What is needed is a single figure: how many lines of the records below contain the word "empresa".

<<<<

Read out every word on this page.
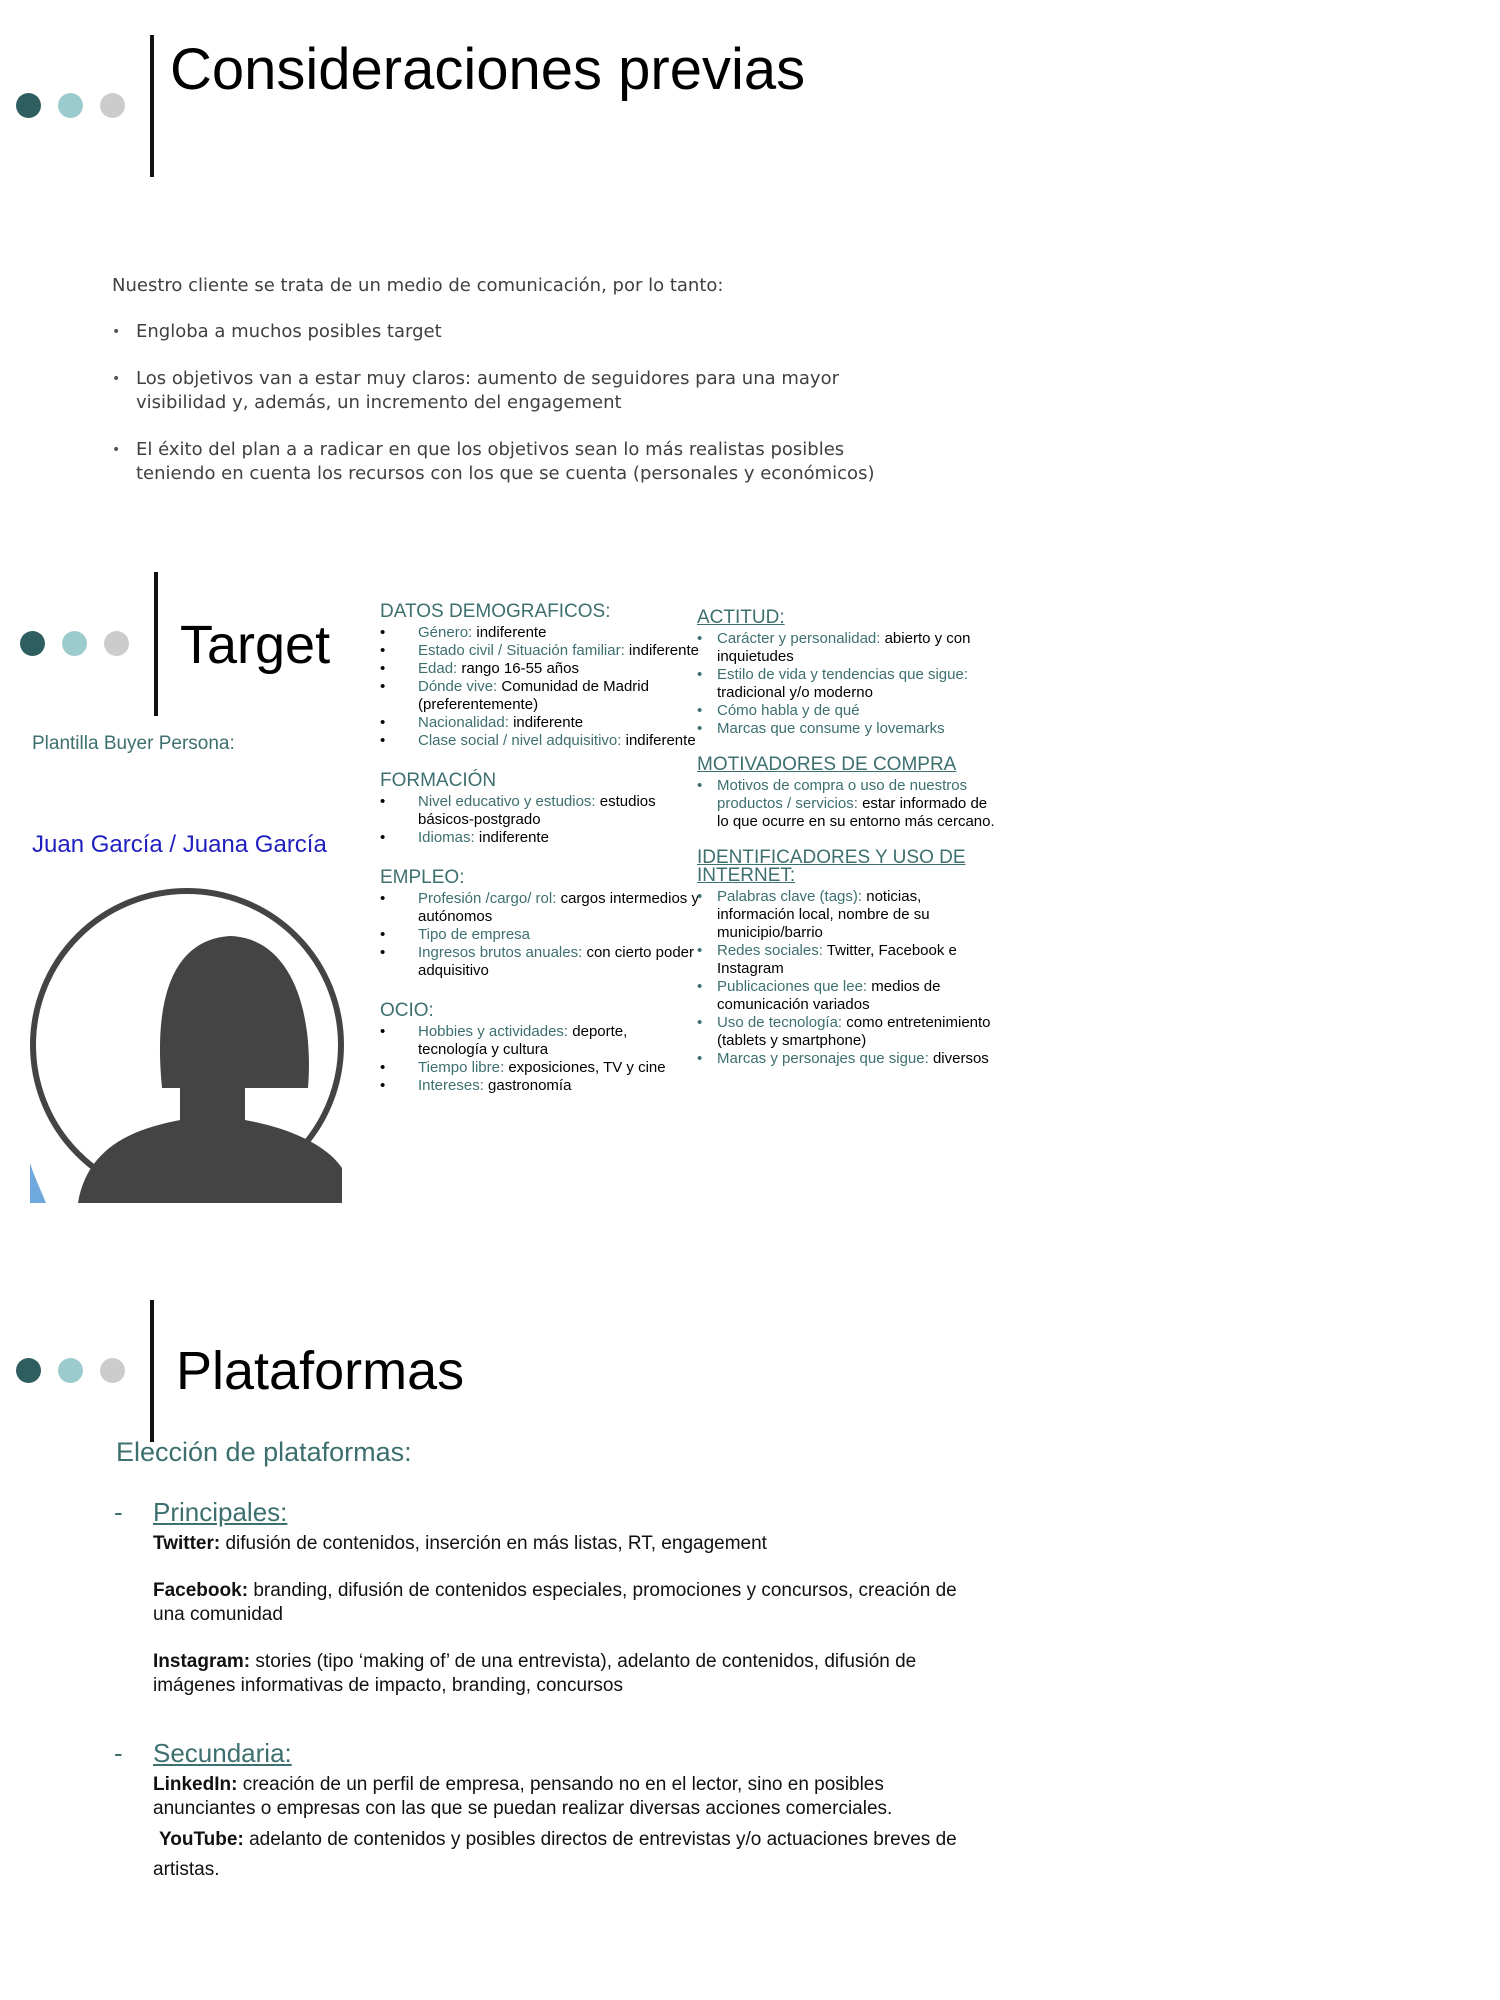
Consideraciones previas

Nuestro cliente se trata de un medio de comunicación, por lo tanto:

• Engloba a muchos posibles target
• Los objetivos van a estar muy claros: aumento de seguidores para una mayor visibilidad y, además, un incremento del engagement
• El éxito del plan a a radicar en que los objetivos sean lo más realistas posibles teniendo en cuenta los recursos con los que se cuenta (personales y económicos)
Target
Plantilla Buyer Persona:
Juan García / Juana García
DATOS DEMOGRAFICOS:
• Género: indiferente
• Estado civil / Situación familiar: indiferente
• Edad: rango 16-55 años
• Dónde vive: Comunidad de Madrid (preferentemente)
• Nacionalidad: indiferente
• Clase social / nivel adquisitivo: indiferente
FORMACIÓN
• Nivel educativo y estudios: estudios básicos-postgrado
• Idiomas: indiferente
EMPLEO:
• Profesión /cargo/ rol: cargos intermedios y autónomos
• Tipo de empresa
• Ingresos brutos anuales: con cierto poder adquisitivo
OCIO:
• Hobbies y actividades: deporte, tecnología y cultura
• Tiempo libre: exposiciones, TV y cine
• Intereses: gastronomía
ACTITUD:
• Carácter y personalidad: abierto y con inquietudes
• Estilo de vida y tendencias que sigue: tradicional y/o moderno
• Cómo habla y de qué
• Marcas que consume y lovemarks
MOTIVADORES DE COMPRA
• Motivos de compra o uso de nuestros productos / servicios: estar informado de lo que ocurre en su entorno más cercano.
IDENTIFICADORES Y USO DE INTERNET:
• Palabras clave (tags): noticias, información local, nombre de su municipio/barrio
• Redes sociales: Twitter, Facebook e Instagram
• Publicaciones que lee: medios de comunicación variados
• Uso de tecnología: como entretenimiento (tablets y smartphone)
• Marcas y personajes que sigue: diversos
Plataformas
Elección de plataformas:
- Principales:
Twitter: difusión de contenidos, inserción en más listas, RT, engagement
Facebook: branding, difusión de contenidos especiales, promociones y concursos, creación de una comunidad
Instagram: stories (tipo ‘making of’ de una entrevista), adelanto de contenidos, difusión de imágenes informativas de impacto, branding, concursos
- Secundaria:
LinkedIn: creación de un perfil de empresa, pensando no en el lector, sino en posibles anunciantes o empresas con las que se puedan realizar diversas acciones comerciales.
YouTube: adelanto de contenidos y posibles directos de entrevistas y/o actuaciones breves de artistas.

>>>>
<<<<

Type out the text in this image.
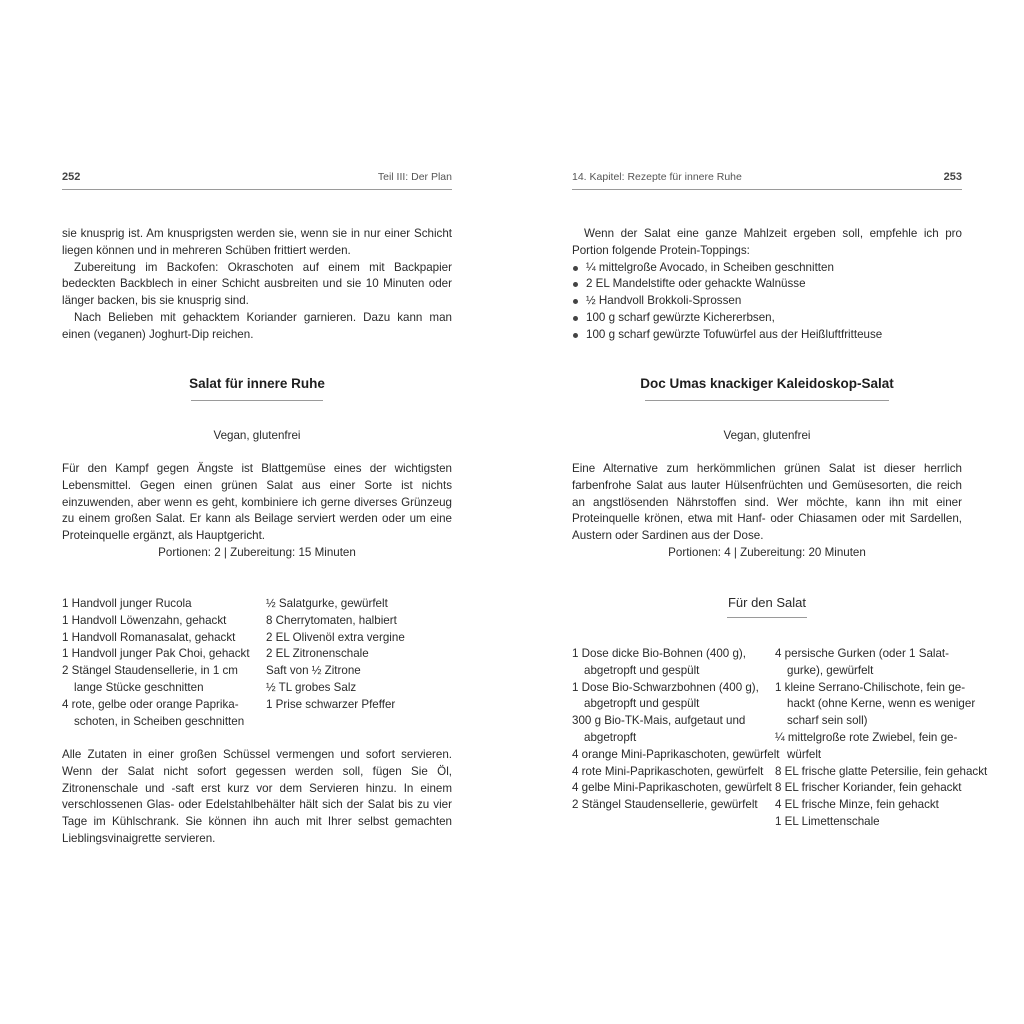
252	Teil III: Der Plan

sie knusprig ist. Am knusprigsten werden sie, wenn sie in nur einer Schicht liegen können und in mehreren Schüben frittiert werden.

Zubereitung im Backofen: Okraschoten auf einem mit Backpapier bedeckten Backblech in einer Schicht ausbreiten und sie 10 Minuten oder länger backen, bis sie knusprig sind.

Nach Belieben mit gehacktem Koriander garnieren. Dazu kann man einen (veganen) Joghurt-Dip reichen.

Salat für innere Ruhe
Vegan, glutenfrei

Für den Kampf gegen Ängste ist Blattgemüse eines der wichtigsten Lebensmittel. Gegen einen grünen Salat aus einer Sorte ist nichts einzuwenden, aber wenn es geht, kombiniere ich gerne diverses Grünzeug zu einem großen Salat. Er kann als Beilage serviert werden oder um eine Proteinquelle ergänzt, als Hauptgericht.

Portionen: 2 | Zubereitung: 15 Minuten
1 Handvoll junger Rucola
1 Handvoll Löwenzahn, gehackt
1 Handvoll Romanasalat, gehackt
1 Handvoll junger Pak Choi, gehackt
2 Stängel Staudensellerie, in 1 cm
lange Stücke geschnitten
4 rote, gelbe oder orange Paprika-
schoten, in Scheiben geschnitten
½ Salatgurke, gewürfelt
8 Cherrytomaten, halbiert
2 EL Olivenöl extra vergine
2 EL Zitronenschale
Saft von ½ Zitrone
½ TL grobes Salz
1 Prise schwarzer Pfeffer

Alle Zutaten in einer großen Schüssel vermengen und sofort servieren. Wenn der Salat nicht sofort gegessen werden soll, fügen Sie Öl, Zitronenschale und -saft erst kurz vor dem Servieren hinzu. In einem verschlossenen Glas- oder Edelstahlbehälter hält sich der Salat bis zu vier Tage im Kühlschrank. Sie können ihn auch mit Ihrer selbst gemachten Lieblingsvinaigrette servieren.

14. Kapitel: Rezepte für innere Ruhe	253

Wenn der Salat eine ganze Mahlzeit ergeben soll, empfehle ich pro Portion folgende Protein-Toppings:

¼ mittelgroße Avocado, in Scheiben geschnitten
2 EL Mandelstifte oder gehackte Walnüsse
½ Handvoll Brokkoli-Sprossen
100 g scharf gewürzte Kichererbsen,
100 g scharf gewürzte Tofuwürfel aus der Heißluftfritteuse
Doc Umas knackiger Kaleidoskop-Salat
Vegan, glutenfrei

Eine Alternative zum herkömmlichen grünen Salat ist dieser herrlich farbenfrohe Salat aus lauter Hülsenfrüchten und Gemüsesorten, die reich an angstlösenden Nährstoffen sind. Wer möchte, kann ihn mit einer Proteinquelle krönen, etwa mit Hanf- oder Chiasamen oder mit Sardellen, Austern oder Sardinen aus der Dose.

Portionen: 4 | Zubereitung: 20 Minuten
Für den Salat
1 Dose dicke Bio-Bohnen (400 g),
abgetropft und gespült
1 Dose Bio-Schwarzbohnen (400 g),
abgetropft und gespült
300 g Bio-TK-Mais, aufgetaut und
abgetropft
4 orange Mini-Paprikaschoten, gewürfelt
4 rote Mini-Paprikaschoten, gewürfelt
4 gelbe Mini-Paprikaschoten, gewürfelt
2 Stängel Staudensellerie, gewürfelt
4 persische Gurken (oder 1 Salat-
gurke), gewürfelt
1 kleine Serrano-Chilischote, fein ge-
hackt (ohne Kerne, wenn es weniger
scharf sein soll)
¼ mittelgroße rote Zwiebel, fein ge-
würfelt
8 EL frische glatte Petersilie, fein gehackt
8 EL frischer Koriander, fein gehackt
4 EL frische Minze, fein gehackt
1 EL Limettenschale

>>>>

RESPONSE TO THIS TASK —
2